== Task 1 ==
Copy the records below verbatim, from their first line through the line containing "menu-item-go[interactable]: Go <box>95", with both ends included.

BY MATT FRANZBLAU
Federation Communications Director
Following the tragic shooting at the Emanuel AME Church in Charleston, S.C. in June, there were many emotions funneling through the conscience of the Palmetto State, southeast region and the nation as a whole. While the killings, which claimed nine innocent lives sparked a rigorous political debate about a symbol from the past, it also provided an opportunity for people of all faiths to come together and show solidarity for peace and acceptance.
One person particularly moved by the recent events was Hazzan Jesse Holzer of the Jacksonville Jewish Center, who belongs to a local organization called ICARE or the Interfaith Coalition for Action, Reconciliation and Empowerment. As an ICARE member, Holzer regularly attends meetings with other clergy members and religious leaders in the Jacksonville community ranging from the Jewish, Christian and Muslim faiths.
"I mentioned the week prior about showing solidarity even before the atrocities in Charleston took place," Holzer remembered. "I said, how can we come together as faith leaders during trying times in order to get to know each other and break down those barriers of race and religion?"
With these statements still fresh on his mind as he watched news coverage of the shootings and their aftermath, Holzer contacted other members of ICARE to see if they would join him on a journey to their sister city of the southeast.

== Records to use ==

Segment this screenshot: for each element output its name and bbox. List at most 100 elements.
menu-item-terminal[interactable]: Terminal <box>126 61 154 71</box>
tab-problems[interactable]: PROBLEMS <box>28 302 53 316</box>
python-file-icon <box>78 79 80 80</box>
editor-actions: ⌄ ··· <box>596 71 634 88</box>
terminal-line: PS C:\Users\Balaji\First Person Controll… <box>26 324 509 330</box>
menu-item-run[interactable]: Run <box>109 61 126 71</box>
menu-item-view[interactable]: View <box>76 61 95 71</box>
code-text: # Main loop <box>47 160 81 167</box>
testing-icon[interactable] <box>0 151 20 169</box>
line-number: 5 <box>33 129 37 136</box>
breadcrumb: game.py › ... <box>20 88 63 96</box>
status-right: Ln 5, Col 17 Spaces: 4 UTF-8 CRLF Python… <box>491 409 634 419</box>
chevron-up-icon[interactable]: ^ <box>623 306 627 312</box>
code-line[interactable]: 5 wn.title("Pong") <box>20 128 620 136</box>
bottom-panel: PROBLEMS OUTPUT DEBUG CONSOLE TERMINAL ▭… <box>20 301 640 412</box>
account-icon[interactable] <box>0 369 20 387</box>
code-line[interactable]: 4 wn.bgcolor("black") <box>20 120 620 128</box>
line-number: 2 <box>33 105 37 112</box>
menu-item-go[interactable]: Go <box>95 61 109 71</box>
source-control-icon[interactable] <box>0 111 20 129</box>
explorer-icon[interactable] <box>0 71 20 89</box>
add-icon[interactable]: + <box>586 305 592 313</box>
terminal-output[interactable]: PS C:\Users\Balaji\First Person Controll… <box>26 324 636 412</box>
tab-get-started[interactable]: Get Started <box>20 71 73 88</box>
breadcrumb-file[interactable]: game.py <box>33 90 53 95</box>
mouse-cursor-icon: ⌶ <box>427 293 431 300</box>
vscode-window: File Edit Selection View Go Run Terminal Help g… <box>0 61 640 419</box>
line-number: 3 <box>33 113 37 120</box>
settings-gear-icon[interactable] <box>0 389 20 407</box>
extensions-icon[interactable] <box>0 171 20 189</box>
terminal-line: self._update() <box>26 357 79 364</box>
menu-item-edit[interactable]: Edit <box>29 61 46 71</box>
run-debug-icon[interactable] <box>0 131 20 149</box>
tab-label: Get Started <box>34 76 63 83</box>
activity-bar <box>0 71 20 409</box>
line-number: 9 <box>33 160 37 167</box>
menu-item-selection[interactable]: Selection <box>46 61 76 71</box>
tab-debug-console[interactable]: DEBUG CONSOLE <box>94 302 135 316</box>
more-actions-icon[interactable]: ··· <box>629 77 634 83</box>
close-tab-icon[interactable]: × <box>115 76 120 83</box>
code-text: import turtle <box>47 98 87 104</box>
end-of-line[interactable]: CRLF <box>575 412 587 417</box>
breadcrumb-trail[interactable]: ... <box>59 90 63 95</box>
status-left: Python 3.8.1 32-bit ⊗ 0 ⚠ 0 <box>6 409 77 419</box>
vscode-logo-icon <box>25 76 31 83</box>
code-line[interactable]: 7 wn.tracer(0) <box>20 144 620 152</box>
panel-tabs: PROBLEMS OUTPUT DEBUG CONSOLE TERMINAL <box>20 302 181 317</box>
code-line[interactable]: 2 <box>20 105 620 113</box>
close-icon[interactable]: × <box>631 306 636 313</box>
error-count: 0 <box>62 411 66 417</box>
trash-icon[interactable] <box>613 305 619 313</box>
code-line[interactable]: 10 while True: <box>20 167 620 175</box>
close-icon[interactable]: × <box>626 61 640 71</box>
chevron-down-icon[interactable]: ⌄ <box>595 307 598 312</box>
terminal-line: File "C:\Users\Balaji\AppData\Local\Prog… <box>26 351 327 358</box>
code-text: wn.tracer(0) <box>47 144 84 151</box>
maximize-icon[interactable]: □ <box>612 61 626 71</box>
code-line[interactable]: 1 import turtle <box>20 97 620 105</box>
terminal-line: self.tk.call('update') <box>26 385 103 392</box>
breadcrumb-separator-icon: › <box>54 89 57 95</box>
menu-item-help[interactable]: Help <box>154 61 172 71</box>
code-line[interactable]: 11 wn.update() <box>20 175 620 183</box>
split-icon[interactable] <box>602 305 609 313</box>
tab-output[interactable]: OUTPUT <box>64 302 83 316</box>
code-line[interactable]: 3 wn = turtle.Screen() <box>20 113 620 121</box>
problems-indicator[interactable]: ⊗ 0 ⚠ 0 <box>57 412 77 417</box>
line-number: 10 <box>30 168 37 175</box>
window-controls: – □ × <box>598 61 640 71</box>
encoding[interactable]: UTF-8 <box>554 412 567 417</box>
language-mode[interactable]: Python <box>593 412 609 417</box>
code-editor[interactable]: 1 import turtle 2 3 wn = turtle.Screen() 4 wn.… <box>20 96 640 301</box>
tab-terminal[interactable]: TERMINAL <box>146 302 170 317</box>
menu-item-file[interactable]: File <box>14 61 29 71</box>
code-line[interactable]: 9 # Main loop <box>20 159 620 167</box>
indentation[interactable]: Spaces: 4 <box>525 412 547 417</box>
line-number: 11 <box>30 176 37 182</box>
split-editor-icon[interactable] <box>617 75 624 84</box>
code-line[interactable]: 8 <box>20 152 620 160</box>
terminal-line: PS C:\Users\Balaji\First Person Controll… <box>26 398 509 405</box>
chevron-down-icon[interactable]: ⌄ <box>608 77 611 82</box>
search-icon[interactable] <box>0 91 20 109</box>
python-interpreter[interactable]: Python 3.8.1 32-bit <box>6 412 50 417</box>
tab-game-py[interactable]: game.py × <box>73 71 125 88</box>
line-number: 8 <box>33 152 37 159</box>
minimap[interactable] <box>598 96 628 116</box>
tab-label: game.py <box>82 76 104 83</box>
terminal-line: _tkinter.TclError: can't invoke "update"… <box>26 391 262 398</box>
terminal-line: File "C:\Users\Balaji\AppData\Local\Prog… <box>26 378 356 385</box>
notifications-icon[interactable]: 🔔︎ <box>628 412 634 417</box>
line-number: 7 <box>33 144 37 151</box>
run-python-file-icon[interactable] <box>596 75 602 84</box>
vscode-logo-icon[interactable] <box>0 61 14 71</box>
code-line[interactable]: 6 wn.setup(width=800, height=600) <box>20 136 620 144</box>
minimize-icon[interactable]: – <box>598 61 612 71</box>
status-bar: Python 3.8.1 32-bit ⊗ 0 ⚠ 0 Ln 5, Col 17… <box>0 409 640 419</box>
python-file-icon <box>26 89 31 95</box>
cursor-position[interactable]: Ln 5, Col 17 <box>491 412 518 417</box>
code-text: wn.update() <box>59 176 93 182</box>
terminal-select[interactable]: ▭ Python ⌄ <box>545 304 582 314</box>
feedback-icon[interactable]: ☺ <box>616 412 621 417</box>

== Task 2 ==
Continue the article about the interfaith response to the Charleston church shooting from where it stops.

== Task answer 1 ==
Segment this screenshot: for each element output its name and bbox. List at most 100 elements.
menu-item-terminal[interactable]: Terminal <box>126 61 154 71</box>
tab-problems[interactable]: PROBLEMS <box>28 302 53 316</box>
python-file-icon <box>78 79 80 80</box>
editor-actions: ⌄ ··· <box>596 71 634 88</box>
terminal-line: PS C:\Users\Balaji\First Person Controll… <box>26 324 509 330</box>
menu-item-run[interactable]: Run <box>109 61 126 71</box>
menu-item-view[interactable]: View <box>76 61 95 71</box>
code-text: # Main loop <box>47 160 81 167</box>
testing-icon[interactable] <box>0 151 20 169</box>
line-number: 5 <box>33 129 37 136</box>
breadcrumb: game.py › ... <box>20 88 63 96</box>
status-right: Ln 5, Col 17 Spaces: 4 UTF-8 CRLF Python… <box>491 409 634 419</box>
chevron-up-icon[interactable]: ^ <box>623 306 627 312</box>
code-line[interactable]: 5 wn.title("Pong") <box>20 128 620 136</box>
bottom-panel: PROBLEMS OUTPUT DEBUG CONSOLE TERMINAL ▭… <box>20 301 640 412</box>
account-icon[interactable] <box>0 369 20 387</box>
code-line[interactable]: 4 wn.bgcolor("black") <box>20 120 620 128</box>
line-number: 2 <box>33 105 37 112</box>
menu-item-go[interactable]: Go <box>95 61 109 71</box>

== Task answer 2 ==
"Charleston is only a four hour drive and I felt the need to do something because it's a close neighbor and a very similar city, historically and demographically to Jacksonville," he explained. "A few of the ministers actually seemed interested in joining me and so over time I became sort of the representative of them and some of the justice work that we all wanted to do."
Members of ICARE's clergy caucus were moved by Holzer's proposal and asked that he represent them on his historic trip to South Carolina's most prominent city.
"As a Jewish faith leader, I felt the need to make the journey in some form and I knew that in the summer my schedule is a little bit more flexible,' He explained. "When I found out Reverend Pinkney's funeral was on a Friday morning, I thought that I should make that 'the' journey."
With a date and a specific event now in mind, Holzer left the First Coast for the city thrust in the national spotlight. The Center's cantor headed out Thursday evening on a two-hour drive to Hardeeville, S.C., where he spent the night, only to wake up first thing Friday morning and finish off the trip, arriving in Charleston at about 5:30 a.m.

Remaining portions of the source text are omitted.